• [What to produce]:
Filter this data down to the lines that hold "Eierschwammerln", and copy them.

• [Data for the task]:
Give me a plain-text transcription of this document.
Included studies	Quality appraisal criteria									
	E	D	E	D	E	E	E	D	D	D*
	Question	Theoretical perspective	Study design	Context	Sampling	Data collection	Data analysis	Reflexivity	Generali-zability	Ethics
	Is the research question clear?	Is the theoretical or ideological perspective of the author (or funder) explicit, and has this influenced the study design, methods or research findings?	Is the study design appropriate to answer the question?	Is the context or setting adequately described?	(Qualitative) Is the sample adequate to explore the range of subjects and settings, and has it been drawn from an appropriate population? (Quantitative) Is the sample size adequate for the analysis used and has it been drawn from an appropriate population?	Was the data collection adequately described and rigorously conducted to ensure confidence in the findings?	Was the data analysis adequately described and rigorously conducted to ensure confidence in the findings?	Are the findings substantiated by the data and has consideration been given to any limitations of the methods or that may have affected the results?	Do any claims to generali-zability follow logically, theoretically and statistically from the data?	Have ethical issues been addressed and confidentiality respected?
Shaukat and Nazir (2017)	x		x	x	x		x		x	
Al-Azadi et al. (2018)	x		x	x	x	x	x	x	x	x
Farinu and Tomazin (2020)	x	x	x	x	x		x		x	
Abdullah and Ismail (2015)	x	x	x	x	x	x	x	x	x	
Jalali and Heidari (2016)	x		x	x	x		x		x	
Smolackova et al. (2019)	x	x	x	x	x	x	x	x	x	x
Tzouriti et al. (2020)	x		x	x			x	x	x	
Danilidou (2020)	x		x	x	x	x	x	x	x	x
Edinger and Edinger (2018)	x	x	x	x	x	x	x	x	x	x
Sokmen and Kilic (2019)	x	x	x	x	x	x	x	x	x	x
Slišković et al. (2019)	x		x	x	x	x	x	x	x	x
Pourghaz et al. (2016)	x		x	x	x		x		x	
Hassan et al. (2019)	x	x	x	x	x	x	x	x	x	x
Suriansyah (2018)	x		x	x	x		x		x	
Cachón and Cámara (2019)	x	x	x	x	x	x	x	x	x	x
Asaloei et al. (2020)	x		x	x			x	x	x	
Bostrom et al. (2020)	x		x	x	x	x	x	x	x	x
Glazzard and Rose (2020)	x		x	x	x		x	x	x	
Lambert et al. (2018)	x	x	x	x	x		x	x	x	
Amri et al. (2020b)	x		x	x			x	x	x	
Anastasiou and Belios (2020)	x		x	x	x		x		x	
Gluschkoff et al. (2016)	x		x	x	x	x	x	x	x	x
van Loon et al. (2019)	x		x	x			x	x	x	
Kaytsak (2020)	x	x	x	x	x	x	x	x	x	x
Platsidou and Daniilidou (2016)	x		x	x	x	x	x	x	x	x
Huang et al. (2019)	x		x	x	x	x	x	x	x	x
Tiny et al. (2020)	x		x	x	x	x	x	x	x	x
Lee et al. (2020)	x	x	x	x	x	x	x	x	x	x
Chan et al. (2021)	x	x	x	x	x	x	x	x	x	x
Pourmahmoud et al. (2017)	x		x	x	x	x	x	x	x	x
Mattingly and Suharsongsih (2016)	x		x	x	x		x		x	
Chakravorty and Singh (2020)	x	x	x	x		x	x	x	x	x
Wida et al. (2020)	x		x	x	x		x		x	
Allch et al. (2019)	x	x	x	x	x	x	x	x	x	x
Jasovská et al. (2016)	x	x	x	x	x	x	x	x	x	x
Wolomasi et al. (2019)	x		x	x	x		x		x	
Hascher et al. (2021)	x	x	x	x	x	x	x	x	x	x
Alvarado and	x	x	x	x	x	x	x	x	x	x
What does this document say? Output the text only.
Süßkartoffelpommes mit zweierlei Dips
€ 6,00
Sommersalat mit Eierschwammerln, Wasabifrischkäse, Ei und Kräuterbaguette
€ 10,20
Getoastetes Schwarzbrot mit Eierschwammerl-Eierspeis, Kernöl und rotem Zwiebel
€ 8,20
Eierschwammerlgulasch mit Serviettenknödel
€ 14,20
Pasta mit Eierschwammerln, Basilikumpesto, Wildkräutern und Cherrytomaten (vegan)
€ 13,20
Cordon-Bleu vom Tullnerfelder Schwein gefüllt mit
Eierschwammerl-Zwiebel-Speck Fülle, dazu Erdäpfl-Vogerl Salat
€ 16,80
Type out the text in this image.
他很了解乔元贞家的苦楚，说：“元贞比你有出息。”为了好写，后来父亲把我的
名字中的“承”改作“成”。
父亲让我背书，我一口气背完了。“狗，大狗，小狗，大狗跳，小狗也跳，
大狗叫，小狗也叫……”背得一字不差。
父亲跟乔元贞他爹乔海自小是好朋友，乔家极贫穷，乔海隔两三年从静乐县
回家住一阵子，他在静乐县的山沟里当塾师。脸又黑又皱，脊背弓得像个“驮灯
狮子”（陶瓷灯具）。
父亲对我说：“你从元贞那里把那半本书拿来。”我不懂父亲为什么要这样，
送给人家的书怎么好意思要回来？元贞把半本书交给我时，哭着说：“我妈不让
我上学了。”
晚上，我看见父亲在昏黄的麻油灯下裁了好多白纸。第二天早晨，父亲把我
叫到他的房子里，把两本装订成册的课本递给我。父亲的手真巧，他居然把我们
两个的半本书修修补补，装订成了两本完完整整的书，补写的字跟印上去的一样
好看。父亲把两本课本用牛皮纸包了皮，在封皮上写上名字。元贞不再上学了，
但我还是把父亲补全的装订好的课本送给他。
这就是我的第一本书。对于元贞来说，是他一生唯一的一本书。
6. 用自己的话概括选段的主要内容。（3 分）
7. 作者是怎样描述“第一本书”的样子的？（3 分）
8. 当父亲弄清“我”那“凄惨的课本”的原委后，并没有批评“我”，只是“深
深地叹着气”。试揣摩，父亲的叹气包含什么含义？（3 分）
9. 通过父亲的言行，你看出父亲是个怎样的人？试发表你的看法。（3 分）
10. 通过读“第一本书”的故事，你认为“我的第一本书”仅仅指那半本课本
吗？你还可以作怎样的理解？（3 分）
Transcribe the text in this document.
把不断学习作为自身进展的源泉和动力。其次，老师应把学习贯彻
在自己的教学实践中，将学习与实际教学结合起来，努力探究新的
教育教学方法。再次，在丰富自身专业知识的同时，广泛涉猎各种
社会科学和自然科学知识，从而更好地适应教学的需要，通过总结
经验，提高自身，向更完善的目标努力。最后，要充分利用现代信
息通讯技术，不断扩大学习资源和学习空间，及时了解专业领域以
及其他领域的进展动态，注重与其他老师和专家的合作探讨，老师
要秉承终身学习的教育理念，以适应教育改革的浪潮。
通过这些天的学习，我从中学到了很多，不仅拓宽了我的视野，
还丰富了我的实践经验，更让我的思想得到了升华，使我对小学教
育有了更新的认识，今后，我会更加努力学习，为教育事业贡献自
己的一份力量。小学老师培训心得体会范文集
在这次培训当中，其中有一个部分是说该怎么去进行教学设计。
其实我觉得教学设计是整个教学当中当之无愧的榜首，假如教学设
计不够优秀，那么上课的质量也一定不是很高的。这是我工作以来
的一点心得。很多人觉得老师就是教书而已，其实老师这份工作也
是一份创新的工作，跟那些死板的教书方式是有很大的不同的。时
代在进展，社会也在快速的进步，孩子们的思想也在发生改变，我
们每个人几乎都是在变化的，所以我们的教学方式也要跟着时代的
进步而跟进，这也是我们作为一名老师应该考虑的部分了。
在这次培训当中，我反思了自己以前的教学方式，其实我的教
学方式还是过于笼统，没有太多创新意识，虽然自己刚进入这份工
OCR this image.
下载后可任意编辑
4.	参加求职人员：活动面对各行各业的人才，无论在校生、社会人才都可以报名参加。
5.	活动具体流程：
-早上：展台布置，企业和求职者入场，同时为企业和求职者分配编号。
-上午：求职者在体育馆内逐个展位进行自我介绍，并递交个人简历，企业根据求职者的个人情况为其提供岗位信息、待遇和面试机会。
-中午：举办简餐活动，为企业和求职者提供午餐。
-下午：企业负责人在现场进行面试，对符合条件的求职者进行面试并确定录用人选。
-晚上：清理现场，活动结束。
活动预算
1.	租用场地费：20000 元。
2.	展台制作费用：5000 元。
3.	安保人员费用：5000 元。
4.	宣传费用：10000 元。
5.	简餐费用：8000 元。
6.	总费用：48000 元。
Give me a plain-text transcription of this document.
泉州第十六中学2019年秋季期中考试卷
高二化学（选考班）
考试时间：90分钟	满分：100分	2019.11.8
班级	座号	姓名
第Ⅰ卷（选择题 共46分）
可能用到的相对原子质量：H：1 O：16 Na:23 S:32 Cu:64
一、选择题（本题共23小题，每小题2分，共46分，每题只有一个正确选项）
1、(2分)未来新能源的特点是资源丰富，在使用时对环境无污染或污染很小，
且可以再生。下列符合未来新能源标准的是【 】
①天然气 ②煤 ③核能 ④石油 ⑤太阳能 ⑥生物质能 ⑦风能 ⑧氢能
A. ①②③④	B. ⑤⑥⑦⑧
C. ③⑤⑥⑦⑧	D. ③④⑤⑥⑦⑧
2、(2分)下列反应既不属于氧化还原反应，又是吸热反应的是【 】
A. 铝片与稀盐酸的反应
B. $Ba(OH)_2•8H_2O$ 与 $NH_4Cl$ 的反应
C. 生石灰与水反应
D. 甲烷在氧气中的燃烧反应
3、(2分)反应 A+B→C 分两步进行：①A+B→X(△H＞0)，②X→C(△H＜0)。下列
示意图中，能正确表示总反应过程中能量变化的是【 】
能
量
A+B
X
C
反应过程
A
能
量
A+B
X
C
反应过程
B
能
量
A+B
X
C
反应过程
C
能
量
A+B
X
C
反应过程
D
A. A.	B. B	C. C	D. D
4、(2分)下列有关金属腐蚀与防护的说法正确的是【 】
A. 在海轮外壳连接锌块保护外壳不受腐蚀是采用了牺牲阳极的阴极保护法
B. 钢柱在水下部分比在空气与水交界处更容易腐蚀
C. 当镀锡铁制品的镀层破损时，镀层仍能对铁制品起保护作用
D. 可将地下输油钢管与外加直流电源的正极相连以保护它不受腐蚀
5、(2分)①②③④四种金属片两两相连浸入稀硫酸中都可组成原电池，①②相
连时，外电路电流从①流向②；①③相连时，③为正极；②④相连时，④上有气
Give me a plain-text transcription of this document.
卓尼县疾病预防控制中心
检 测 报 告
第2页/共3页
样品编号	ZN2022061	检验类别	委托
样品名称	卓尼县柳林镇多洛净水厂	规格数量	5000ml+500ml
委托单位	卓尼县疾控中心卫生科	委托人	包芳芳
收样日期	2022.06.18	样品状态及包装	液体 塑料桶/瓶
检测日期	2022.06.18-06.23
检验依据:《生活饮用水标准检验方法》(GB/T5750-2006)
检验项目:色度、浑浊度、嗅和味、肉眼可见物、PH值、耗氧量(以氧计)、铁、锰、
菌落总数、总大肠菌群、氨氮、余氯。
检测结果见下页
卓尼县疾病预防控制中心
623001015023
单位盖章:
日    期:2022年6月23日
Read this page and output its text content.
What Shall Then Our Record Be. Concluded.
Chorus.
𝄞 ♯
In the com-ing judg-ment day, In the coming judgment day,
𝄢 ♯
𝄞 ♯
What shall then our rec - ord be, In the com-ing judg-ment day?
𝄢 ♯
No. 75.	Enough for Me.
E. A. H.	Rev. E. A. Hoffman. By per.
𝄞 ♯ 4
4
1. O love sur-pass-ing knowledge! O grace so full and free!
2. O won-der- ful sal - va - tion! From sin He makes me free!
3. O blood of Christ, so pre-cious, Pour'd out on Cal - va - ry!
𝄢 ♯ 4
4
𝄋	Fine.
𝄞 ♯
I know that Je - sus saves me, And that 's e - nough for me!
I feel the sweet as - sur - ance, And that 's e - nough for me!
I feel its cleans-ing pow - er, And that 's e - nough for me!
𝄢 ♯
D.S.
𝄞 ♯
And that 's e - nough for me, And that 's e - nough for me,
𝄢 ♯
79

• [Result for this task]:
Sommersalat mit Eierschwammerln, Wasabifrischkäse, Ei und Kräuterbaguette
Pasta mit Eierschwammerln, Basilikumpesto, Wildkräutern und Cherrytomaten (vegan)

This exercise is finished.